===== Data rows

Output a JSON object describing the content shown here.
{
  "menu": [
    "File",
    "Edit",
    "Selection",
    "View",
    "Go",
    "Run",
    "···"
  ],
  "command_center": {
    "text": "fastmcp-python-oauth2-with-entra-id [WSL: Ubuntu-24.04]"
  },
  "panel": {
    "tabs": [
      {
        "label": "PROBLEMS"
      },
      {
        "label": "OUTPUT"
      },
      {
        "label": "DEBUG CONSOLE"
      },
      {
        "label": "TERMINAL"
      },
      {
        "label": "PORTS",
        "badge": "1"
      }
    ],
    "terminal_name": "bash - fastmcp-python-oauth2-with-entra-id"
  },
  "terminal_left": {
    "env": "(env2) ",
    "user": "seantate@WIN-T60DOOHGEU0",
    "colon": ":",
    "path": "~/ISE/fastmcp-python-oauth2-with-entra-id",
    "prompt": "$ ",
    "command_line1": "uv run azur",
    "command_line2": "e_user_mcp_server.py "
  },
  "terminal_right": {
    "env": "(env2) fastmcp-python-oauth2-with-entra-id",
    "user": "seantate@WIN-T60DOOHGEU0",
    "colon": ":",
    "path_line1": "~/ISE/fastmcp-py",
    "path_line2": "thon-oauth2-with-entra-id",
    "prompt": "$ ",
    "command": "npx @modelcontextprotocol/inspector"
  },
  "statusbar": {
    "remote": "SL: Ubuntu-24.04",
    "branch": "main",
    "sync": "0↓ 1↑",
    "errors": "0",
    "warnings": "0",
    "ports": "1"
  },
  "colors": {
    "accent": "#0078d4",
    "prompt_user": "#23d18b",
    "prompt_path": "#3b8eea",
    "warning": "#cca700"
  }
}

==========

● **Problem details**
What is needed here is an exact reproduction of all the entries.

● **Result for this task**
Output a JSON object describing the content shown here.
{
  "menu": [
    "File",
    "Edit",
    "Selection",
    "View",
    "Go",
    "Run",
    "···"
  ],
  "command_center": {
    "text": "fastmcp-python-oauth2-with-entra-id [WSL: Ubuntu-24.04]"
  },
  "panel": {
    "tabs": [
      {
        "label": "PROBLEMS"
      },
      {
        "label": "OUTPUT"
      },
      {
        "label": "DEBUG CONSOLE"
      },
      {
        "label": "TERMINAL"
      },
      {
        "label": "PORTS",
        "badge": "1"
      }
    ],
    "terminal_name": "bash - fastmcp-python-oauth2-with-entra-id"
  },
  "terminal_left": {
    "env": "(env2) ",
    "user": "seantate@WIN-T60DOOHGEU0",
    "colon": ":",
    "path": "~/ISE/fastmcp-python-oauth2-with-entra-id",
    "prompt": "$ ",
    "command_line1": "uv run azur",
    "command_line2": "e_user_mcp_server.py "
  },
  "terminal_right": {
    "env": "(env2) fastmcp-python-oauth2-with-entra-id",
    "user": "seantate@WIN-T60DOOHGEU0",
    "colon": ":",
    "path_line1": "~/ISE/fastmcp-py",
    "path_line2": "thon-oauth2-with-entra-id",
    "prompt": "$ ",
    "command": "npx @modelcontextprotocol/inspector"
  },
  "statusbar": {
    "remote": "SL: Ubuntu-24.04",
    "branch": "main",
    "sync": "0↓ 1↑",
    "errors": "0",
    "warnings": "0",
    "ports": "1"
  },
  "colors": {
    "accent": "#0078d4",
    "prompt_user": "#23d18b",
    "prompt_path": "#3b8eea",
    "warning": "#cca700"
  }
}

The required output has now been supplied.